Exercise objective: Here are some records. Copy each one exactly.

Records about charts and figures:
_ _ _ _
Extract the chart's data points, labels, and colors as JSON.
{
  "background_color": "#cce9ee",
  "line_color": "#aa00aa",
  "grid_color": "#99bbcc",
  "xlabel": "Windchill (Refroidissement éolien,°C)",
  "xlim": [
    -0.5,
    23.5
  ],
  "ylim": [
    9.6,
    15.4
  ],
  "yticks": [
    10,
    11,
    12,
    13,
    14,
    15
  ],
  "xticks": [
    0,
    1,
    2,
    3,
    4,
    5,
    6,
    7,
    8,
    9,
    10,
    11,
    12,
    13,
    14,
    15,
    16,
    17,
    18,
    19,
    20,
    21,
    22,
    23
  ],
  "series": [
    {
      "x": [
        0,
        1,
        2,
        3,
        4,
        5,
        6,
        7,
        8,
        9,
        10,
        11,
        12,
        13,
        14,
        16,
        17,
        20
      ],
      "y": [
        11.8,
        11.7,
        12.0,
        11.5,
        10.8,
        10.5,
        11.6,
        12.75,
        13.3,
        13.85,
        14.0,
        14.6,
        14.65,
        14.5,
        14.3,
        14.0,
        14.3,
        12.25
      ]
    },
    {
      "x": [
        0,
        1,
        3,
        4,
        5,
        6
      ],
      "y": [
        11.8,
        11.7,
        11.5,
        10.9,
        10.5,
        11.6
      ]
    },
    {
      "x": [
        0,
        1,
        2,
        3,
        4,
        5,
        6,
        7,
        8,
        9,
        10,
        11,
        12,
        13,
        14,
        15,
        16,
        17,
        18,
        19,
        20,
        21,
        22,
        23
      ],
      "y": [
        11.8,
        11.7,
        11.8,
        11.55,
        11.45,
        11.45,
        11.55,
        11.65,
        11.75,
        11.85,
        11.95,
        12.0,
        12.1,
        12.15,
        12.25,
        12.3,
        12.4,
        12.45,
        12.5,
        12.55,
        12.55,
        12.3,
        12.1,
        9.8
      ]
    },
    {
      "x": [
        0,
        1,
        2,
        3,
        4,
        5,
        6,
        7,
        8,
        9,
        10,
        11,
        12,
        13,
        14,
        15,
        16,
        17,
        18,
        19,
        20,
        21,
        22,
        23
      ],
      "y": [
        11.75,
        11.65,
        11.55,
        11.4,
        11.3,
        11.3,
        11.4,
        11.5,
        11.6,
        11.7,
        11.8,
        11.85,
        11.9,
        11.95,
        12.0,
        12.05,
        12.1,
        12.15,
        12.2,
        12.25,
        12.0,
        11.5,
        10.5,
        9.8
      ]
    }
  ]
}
_ _ _ _
The result:
Extract the chart's data points, labels, and colors as JSON.
{
  "background_color": "#cce9ee",
  "line_color": "#aa00aa",
  "grid_color": "#99bbcc",
  "xlabel": "Windchill (Refroidissement éolien,°C)",
  "xlim": [
    -0.5,
    23.5
  ],
  "ylim": [
    9.6,
    15.4
  ],
  "yticks": [
    10,
    11,
    12,
    13,
    14,
    15
  ],
  "xticks": [
    0,
    1,
    2,
    3,
    4,
    5,
    6,
    7,
    8,
    9,
    10,
    11,
    12,
    13,
    14,
    15,
    16,
    17,
    18,
    19,
    20,
    21,
    22,
    23
  ],
  "series": [
    {
      "x": [
        0,
        1,
        2,
        3,
        4,
        5,
        6,
        7,
        8,
        9,
        10,
        11,
        12,
        13,
        14,
        16,
        17,
        20
      ],
      "y": [
        11.8,
        11.7,
        12.0,
        11.5,
        10.8,
        10.5,
        11.6,
        12.75,
        13.3,
        13.85,
        14.0,
        14.6,
        14.65,
        14.5,
        14.3,
        14.0,
        14.3,
        12.25
      ]
    },
    {
      "x": [
        0,
        1,
        3,
        4,
        5,
        6
      ],
      "y": [
        11.8,
        11.7,
        11.5,
        10.9,
        10.5,
        11.6
      ]
    },
    {
      "x": [
        0,
        1,
        2,
        3,
        4,
        5,
        6,
        7,
        8,
        9,
        10,
        11,
        12,
        13,
        14,
        15,
        16,
        17,
        18,
        19,
        20,
        21,
        22,
        23
      ],
      "y": [
        11.8,
        11.7,
        11.8,
        11.55,
        11.45,
        11.45,
        11.55,
        11.65,
        11.75,
        11.85,
        11.95,
        12.0,
        12.1,
        12.15,
        12.25,
        12.3,
        12.4,
        12.45,
        12.5,
        12.55,
        12.55,
        12.3,
        12.1,
        9.8
      ]
    },
    {
      "x": [
        0,
        1,
        2,
        3,
        4,
        5,
        6,
        7,
        8,
        9,
        10,
        11,
        12,
        13,
        14,
        15,
        16,
        17,
        18,
        19,
        20,
        21,
        22,
        23
      ],
      "y": [
        11.75,
        11.65,
        11.55,
        11.4,
        11.3,
        11.3,
        11.4,
        11.5,
        11.6,
        11.7,
        11.8,
        11.85,
        11.9,
        11.95,
        12.0,
        12.05,
        12.1,
        12.15,
        12.2,
        12.25,
        12.0,
        11.5,
        10.5,
        9.8
      ]
    }
  ]
}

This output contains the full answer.